The problem:
Tell how many lines in these records contain the string "depth", with only the number as the reply.

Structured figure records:

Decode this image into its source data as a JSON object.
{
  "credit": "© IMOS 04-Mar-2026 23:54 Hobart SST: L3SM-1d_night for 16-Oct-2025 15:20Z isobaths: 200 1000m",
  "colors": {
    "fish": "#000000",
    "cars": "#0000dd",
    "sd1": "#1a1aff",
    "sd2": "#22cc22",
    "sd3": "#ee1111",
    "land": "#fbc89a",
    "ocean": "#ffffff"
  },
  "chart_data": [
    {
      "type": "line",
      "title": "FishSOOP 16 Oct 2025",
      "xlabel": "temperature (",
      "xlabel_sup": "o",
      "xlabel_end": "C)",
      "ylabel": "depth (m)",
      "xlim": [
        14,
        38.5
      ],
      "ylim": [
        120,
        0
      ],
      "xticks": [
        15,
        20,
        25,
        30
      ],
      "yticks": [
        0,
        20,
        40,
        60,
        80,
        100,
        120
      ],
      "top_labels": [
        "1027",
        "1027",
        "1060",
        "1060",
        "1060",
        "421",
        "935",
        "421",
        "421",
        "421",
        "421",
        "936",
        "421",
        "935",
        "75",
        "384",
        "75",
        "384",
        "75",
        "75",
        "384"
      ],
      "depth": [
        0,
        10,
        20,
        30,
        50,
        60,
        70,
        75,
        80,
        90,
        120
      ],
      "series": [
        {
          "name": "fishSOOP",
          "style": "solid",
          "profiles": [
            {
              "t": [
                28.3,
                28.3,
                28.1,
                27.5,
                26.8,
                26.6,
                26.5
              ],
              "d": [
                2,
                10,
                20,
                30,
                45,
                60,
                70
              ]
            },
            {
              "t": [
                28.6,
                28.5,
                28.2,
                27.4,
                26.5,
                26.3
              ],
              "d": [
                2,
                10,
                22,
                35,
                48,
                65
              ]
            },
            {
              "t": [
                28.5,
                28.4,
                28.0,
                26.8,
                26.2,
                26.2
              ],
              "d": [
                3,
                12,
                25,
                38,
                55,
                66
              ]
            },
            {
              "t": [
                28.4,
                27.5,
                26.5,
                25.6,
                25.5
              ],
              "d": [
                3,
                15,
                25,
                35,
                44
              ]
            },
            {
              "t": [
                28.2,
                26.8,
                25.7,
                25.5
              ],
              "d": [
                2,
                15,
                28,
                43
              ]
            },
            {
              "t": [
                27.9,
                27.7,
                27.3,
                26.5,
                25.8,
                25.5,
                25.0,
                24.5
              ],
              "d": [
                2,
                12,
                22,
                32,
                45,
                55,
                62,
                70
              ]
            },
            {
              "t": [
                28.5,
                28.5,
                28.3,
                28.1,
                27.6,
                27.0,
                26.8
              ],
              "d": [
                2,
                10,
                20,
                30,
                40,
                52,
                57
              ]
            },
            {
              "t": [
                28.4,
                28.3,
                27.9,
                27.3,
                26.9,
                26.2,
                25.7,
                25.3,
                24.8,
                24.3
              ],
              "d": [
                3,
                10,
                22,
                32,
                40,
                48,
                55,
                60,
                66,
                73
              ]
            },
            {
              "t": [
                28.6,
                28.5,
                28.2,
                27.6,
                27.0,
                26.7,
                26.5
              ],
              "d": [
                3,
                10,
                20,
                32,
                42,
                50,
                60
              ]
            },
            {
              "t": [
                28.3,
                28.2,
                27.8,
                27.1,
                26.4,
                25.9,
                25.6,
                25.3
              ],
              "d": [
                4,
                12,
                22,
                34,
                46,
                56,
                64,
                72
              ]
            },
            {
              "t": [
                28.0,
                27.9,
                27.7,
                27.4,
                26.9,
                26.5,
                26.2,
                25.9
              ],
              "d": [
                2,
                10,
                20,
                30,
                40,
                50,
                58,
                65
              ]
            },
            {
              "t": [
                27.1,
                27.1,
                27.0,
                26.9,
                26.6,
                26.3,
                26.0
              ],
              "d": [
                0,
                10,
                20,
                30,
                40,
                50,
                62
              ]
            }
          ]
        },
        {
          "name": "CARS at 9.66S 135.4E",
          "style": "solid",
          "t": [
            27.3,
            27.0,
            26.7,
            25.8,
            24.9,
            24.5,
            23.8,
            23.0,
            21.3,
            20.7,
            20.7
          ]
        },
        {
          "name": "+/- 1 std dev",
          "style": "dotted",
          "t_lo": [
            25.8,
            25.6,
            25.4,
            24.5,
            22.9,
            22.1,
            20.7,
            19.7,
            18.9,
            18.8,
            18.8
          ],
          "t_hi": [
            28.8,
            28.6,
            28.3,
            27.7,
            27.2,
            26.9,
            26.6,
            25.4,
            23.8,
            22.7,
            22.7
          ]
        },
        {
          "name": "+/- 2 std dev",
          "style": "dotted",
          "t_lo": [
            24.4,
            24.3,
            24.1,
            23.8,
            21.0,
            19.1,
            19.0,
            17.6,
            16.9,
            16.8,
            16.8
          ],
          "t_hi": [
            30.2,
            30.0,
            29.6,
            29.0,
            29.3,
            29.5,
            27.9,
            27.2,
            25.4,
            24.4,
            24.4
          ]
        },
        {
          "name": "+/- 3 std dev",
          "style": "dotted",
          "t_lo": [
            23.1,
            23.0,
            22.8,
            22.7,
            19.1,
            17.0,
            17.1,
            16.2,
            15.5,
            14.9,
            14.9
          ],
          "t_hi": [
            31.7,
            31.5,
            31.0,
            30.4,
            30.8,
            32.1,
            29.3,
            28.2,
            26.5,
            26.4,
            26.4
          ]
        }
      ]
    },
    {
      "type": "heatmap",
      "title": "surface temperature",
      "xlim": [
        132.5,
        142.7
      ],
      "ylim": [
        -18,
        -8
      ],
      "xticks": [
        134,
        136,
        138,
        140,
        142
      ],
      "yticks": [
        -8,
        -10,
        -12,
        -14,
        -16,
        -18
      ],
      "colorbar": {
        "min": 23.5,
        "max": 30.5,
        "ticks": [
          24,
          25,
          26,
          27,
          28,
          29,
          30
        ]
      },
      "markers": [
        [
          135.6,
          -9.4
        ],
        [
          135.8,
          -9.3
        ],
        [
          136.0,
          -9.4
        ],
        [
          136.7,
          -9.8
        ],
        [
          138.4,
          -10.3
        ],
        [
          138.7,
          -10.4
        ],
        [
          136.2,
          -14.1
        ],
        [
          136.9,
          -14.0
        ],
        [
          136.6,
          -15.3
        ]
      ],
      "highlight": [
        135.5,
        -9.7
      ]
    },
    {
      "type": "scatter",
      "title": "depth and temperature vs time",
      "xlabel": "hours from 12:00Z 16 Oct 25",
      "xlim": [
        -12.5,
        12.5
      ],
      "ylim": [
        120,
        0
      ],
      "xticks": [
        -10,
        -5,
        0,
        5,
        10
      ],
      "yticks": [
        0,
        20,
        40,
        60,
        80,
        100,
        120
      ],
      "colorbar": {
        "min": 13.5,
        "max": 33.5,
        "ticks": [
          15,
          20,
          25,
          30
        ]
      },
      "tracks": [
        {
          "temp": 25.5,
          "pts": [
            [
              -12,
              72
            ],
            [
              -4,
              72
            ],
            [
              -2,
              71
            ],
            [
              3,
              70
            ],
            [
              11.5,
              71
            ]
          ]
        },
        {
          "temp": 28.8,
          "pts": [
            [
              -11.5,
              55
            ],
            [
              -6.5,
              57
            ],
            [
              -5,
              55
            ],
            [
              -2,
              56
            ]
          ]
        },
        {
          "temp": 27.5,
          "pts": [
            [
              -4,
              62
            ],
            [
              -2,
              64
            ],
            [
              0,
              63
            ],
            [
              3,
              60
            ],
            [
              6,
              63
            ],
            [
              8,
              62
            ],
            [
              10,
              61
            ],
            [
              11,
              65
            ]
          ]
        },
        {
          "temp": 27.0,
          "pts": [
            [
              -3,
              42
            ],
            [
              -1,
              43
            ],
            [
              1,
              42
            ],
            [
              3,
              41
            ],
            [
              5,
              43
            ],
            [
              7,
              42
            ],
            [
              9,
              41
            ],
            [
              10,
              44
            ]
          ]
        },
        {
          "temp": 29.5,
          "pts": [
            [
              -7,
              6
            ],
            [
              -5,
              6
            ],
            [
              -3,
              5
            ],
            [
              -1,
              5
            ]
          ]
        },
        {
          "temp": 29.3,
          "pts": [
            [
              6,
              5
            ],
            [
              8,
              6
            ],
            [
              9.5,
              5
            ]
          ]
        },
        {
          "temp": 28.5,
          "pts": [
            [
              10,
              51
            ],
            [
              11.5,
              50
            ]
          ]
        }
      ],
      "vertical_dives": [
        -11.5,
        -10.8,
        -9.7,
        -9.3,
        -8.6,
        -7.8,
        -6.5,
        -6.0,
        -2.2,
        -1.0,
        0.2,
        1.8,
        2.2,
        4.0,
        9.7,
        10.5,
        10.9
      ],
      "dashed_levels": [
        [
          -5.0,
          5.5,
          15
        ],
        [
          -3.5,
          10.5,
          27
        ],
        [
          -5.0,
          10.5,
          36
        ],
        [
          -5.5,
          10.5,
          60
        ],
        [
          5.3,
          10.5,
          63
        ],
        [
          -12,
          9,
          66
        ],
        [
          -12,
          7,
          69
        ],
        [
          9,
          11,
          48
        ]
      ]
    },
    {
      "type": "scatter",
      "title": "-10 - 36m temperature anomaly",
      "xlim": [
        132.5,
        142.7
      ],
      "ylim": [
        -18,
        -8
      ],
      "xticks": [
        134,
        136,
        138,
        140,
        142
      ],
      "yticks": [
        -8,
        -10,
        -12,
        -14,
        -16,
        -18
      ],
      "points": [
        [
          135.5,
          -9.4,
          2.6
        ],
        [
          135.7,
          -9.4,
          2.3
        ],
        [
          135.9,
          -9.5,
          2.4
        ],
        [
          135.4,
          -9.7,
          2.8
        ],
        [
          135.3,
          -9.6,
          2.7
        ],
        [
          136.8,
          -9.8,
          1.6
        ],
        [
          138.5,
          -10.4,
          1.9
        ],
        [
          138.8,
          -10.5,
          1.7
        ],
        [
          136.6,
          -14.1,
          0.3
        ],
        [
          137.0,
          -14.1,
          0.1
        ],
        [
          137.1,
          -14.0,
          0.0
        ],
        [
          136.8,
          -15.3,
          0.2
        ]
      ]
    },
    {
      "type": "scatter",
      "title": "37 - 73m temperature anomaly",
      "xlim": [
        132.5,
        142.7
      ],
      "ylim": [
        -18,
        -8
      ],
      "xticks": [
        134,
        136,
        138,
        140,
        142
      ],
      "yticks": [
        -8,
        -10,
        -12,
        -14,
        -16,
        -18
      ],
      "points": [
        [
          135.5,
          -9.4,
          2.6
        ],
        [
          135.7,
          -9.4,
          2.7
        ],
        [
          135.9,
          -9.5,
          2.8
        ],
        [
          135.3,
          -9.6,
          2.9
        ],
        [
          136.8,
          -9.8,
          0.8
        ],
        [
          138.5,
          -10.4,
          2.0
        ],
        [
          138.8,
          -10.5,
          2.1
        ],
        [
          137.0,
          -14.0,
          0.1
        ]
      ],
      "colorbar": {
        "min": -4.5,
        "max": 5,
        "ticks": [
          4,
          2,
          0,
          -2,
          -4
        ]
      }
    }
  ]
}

Correct output:
3